* Begin MATERIAL PROVIDED *
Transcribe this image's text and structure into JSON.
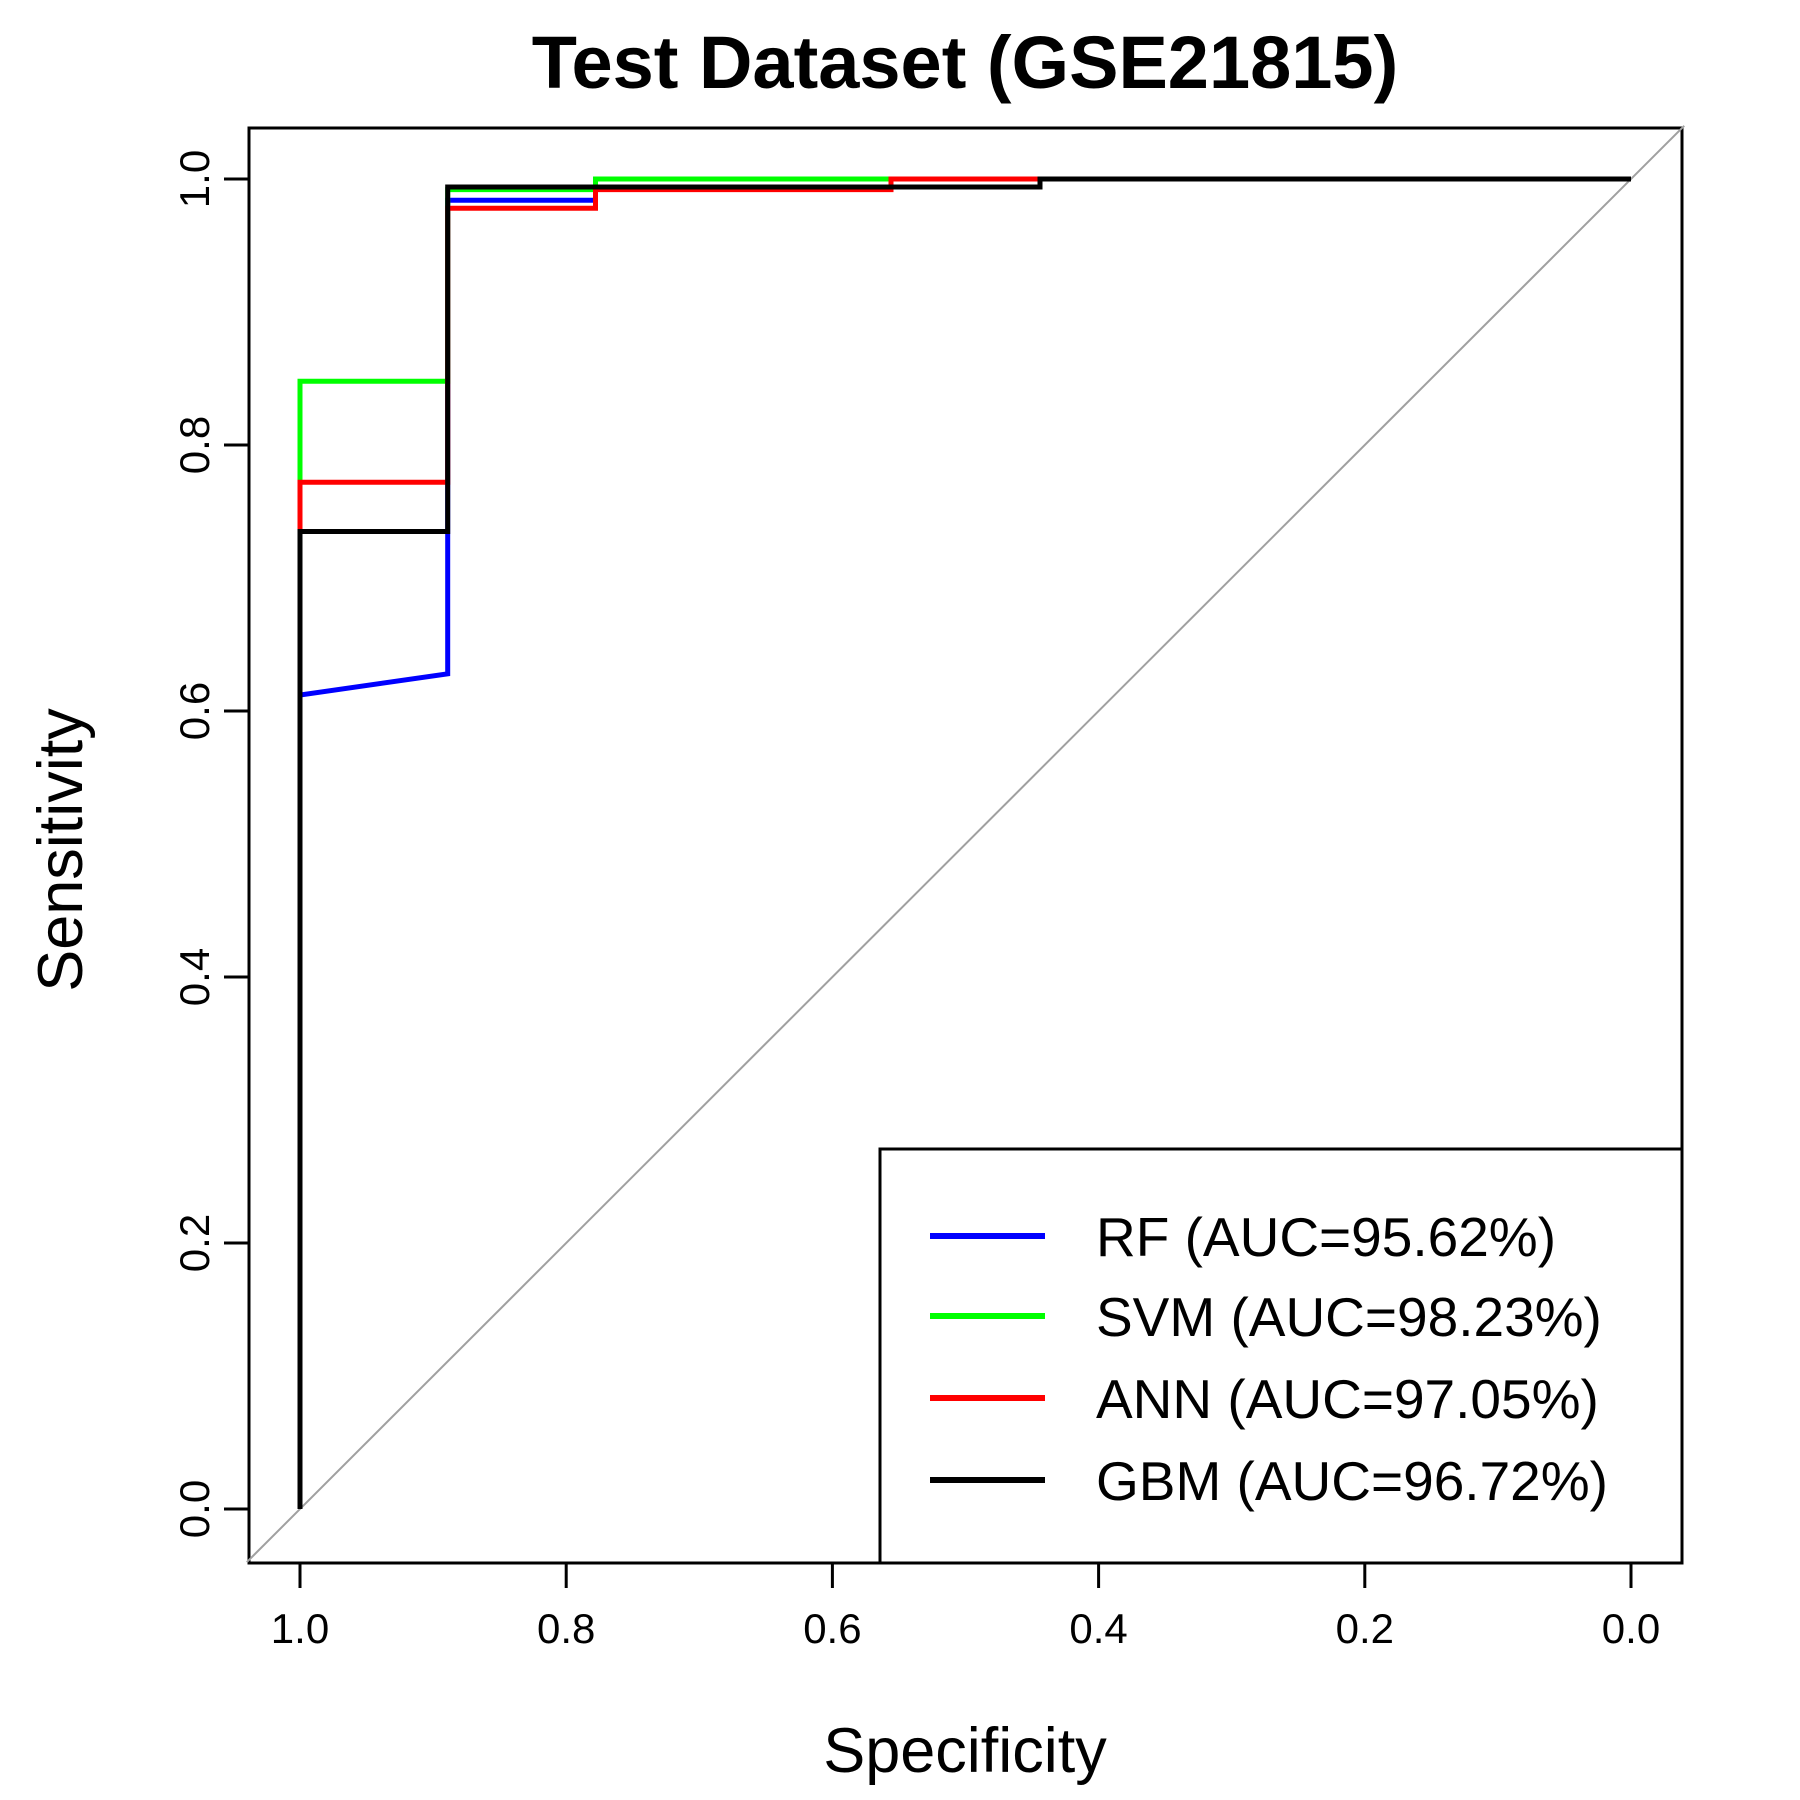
{
  "chart_data": {
    "type": "line",
    "title": "Test Dataset (GSE21815)",
    "xlabel": "Specificity",
    "ylabel": "Sensitivity",
    "xlim": [
      1.0,
      0.0
    ],
    "ylim": [
      0.0,
      1.0
    ],
    "x_reversed": true,
    "xticks": [
      "1.0",
      "0.8",
      "0.6",
      "0.4",
      "0.2",
      "0.0"
    ],
    "yticks": [
      "0.0",
      "0.2",
      "0.4",
      "0.6",
      "0.8",
      "1.0"
    ],
    "grid": false,
    "legend_position": "bottom-right",
    "reference_line": {
      "from": [
        1.0,
        0.0
      ],
      "to": [
        0.0,
        1.0
      ],
      "color": "#a0a0a0"
    },
    "series": [
      {
        "name": "RF (AUC=95.62%)",
        "color": "#0000ff",
        "points": [
          [
            1.0,
            0.0
          ],
          [
            1.0,
            0.612
          ],
          [
            0.889,
            0.628
          ],
          [
            0.889,
            0.984
          ],
          [
            0.778,
            0.984
          ],
          [
            0.778,
            1.0
          ],
          [
            0.0,
            1.0
          ]
        ]
      },
      {
        "name": "SVM (AUC=98.23%)",
        "color": "#00ff00",
        "points": [
          [
            1.0,
            0.0
          ],
          [
            1.0,
            0.848
          ],
          [
            0.889,
            0.848
          ],
          [
            0.889,
            0.992
          ],
          [
            0.778,
            0.992
          ],
          [
            0.778,
            1.0
          ],
          [
            0.0,
            1.0
          ]
        ]
      },
      {
        "name": "ANN (AUC=97.05%)",
        "color": "#ff0000",
        "points": [
          [
            1.0,
            0.0
          ],
          [
            1.0,
            0.772
          ],
          [
            0.889,
            0.772
          ],
          [
            0.889,
            0.978
          ],
          [
            0.778,
            0.978
          ],
          [
            0.778,
            0.992
          ],
          [
            0.556,
            0.992
          ],
          [
            0.556,
            1.0
          ],
          [
            0.0,
            1.0
          ]
        ]
      },
      {
        "name": "GBM (AUC=96.72%)",
        "color": "#000000",
        "points": [
          [
            1.0,
            0.0
          ],
          [
            1.0,
            0.735
          ],
          [
            0.889,
            0.735
          ],
          [
            0.889,
            0.994
          ],
          [
            0.444,
            0.994
          ],
          [
            0.444,
            1.0
          ],
          [
            0.0,
            1.0
          ]
        ]
      }
    ]
  }
}
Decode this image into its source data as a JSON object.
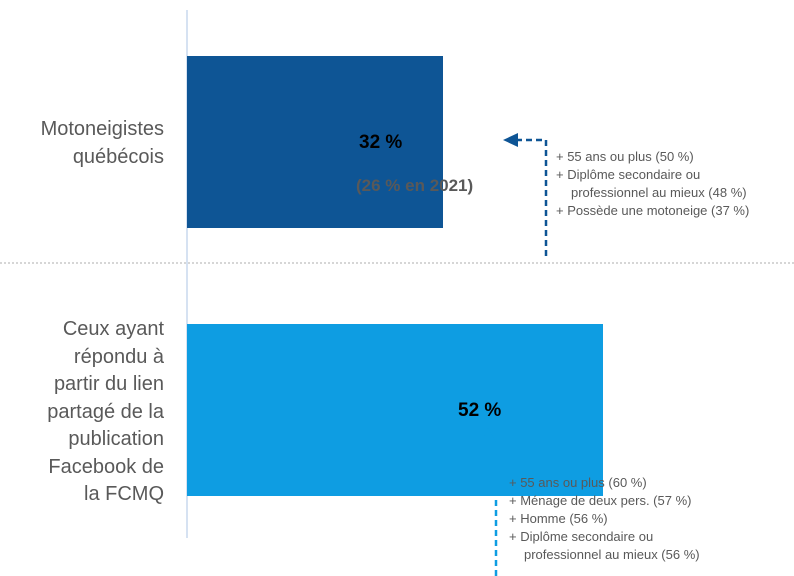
{
  "chart_data": {
    "type": "bar",
    "orientation": "horizontal",
    "categories": [
      "Motoneigistes québécois",
      "Ceux ayant répondu à partir du lien partagé de la publication Facebook de la FCMQ"
    ],
    "values": [
      32,
      52
    ],
    "value_labels": [
      "32 %",
      "52 %"
    ],
    "value_sublabels": [
      "(26 % en 2021)",
      ""
    ],
    "colors": [
      "#0E5595",
      "#0E9DE2"
    ],
    "xlim": [
      0,
      100
    ],
    "legend": "none",
    "grid": false,
    "annotations": [
      {
        "arrow_color": "#0E5595",
        "lines": [
          {
            "text": "+ 55 ans ou plus (50 %)",
            "indent": false
          },
          {
            "text": "+ Diplôme secondaire ou",
            "indent": false
          },
          {
            "text": "professionnel au mieux (48 %)",
            "indent": true
          },
          {
            "text": "+ Possède une motoneige (37 %)",
            "indent": false
          }
        ]
      },
      {
        "arrow_color": "#0E9DE2",
        "lines": [
          {
            "text": "+ 55 ans ou plus (60 %)",
            "indent": false
          },
          {
            "text": "+ Ménage de deux pers. (57 %)",
            "indent": false
          },
          {
            "text": "+ Homme (56 %)",
            "indent": false
          },
          {
            "text": "+ Diplôme secondaire ou",
            "indent": false
          },
          {
            "text": "professionnel au mieux (56 %)",
            "indent": true
          }
        ]
      }
    ]
  }
}
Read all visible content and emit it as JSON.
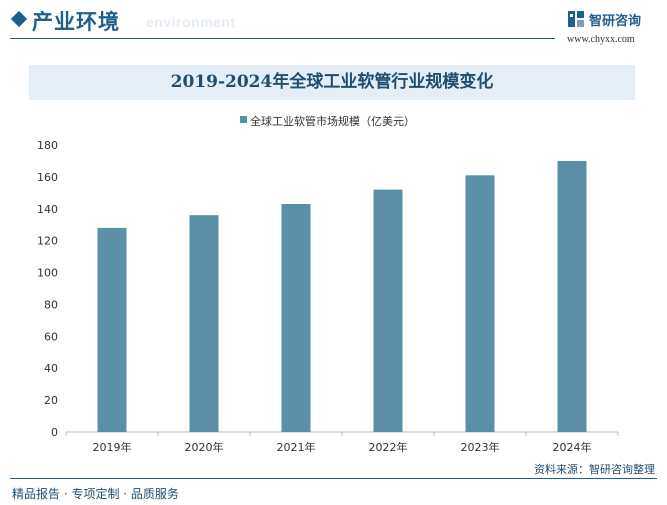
{
  "header": {
    "title": "产业环境",
    "subtitle": "environment"
  },
  "brand": {
    "name": "智研咨询",
    "url": "www.chyxx.com",
    "color": "#1f5f8b"
  },
  "chart_data": {
    "type": "bar",
    "title": "2019-2024年全球工业软管行业规模变化",
    "categories": [
      "2019年",
      "2020年",
      "2021年",
      "2022年",
      "2023年",
      "2024年"
    ],
    "series": [
      {
        "name": "全球工业软管市场规模（亿美元）",
        "values": [
          128,
          136,
          143,
          152,
          161,
          170
        ],
        "color": "#5b8fa8"
      }
    ],
    "xlabel": "",
    "ylabel": "",
    "ylim": [
      0,
      180
    ],
    "yticks": [
      0,
      20,
      40,
      60,
      80,
      100,
      120,
      140,
      160,
      180
    ],
    "grid": false,
    "legend_position": "top-left"
  },
  "footer": {
    "source": "资料来源：智研咨询整理",
    "tagline": "精品报告 · 专项定制 · 品质服务"
  }
}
* End MATERIAL PROVIDED *
WORK TO DO
Restate each entry word for word, leaving out any pictures.

ANSWER TO THE TASK
Transcribe this image's text and structure into JSON.
{
  "chart_data": {
    "type": "line",
    "title": "Test Dataset (GSE21815)",
    "xlabel": "Specificity",
    "ylabel": "Sensitivity",
    "xlim": [
      1.0,
      0.0
    ],
    "ylim": [
      0.0,
      1.0
    ],
    "x_reversed": true,
    "xticks": [
      "1.0",
      "0.8",
      "0.6",
      "0.4",
      "0.2",
      "0.0"
    ],
    "yticks": [
      "0.0",
      "0.2",
      "0.4",
      "0.6",
      "0.8",
      "1.0"
    ],
    "grid": false,
    "legend_position": "bottom-right",
    "reference_line": {
      "from": [
        1.0,
        0.0
      ],
      "to": [
        0.0,
        1.0
      ],
      "color": "#a0a0a0"
    },
    "series": [
      {
        "name": "RF (AUC=95.62%)",
        "color": "#0000ff",
        "points": [
          [
            1.0,
            0.0
          ],
          [
            1.0,
            0.612
          ],
          [
            0.889,
            0.628
          ],
          [
            0.889,
            0.984
          ],
          [
            0.778,
            0.984
          ],
          [
            0.778,
            1.0
          ],
          [
            0.0,
            1.0
          ]
        ]
      },
      {
        "name": "SVM (AUC=98.23%)",
        "color": "#00ff00",
        "points": [
          [
            1.0,
            0.0
          ],
          [
            1.0,
            0.848
          ],
          [
            0.889,
            0.848
          ],
          [
            0.889,
            0.992
          ],
          [
            0.778,
            0.992
          ],
          [
            0.778,
            1.0
          ],
          [
            0.0,
            1.0
          ]
        ]
      },
      {
        "name": "ANN (AUC=97.05%)",
        "color": "#ff0000",
        "points": [
          [
            1.0,
            0.0
          ],
          [
            1.0,
            0.772
          ],
          [
            0.889,
            0.772
          ],
          [
            0.889,
            0.978
          ],
          [
            0.778,
            0.978
          ],
          [
            0.778,
            0.992
          ],
          [
            0.556,
            0.992
          ],
          [
            0.556,
            1.0
          ],
          [
            0.0,
            1.0
          ]
        ]
      },
      {
        "name": "GBM (AUC=96.72%)",
        "color": "#000000",
        "points": [
          [
            1.0,
            0.0
          ],
          [
            1.0,
            0.735
          ],
          [
            0.889,
            0.735
          ],
          [
            0.889,
            0.994
          ],
          [
            0.444,
            0.994
          ],
          [
            0.444,
            1.0
          ],
          [
            0.0,
            1.0
          ]
        ]
      }
    ]
  }
}
Decode this image into its source data as a JSON object.
{
  "chart_data": {
    "type": "bar",
    "orientation": "horizontal",
    "categories": [
      "Motoneigistes québécois",
      "Ceux ayant répondu à partir du lien partagé de la publication Facebook de la FCMQ"
    ],
    "values": [
      32,
      52
    ],
    "value_labels": [
      "32 %",
      "52 %"
    ],
    "value_sublabels": [
      "(26 % en 2021)",
      ""
    ],
    "colors": [
      "#0E5595",
      "#0E9DE2"
    ],
    "xlim": [
      0,
      100
    ],
    "legend": "none",
    "grid": false,
    "annotations": [
      {
        "arrow_color": "#0E5595",
        "lines": [
          {
            "text": "+ 55 ans ou plus (50 %)",
            "indent": false
          },
          {
            "text": "+ Diplôme secondaire ou",
            "indent": false
          },
          {
            "text": "professionnel au mieux (48 %)",
            "indent": true
          },
          {
            "text": "+ Possède une motoneige (37 %)",
            "indent": false
          }
        ]
      },
      {
        "arrow_color": "#0E9DE2",
        "lines": [
          {
            "text": "+ 55 ans ou plus (60 %)",
            "indent": false
          },
          {
            "text": "+ Ménage de deux pers. (57 %)",
            "indent": false
          },
          {
            "text": "+ Homme (56 %)",
            "indent": false
          },
          {
            "text": "+ Diplôme secondaire ou",
            "indent": false
          },
          {
            "text": "professionnel au mieux (56 %)",
            "indent": true
          }
        ]
      }
    ]
  }
}
Read all visible content and emit it as JSON.
{
  "header": {
    "title": "产业环境",
    "subtitle": "environment"
  },
  "brand": {
    "name": "智研咨询",
    "url": "www.chyxx.com",
    "color": "#1f5f8b"
  },
  "chart_data": {
    "type": "bar",
    "title": "2019-2024年全球工业软管行业规模变化",
    "categories": [
      "2019年",
      "2020年",
      "2021年",
      "2022年",
      "2023年",
      "2024年"
    ],
    "series": [
      {
        "name": "全球工业软管市场规模（亿美元）",
        "values": [
          128,
          136,
          143,
          152,
          161,
          170
        ],
        "color": "#5b8fa8"
      }
    ],
    "xlabel": "",
    "ylabel": "",
    "ylim": [
      0,
      180
    ],
    "yticks": [
      0,
      20,
      40,
      60,
      80,
      100,
      120,
      140,
      160,
      180
    ],
    "grid": false,
    "legend_position": "top-left"
  },
  "footer": {
    "source": "资料来源：智研咨询整理",
    "tagline": "精品报告 · 专项定制 · 品质服务"
  }
}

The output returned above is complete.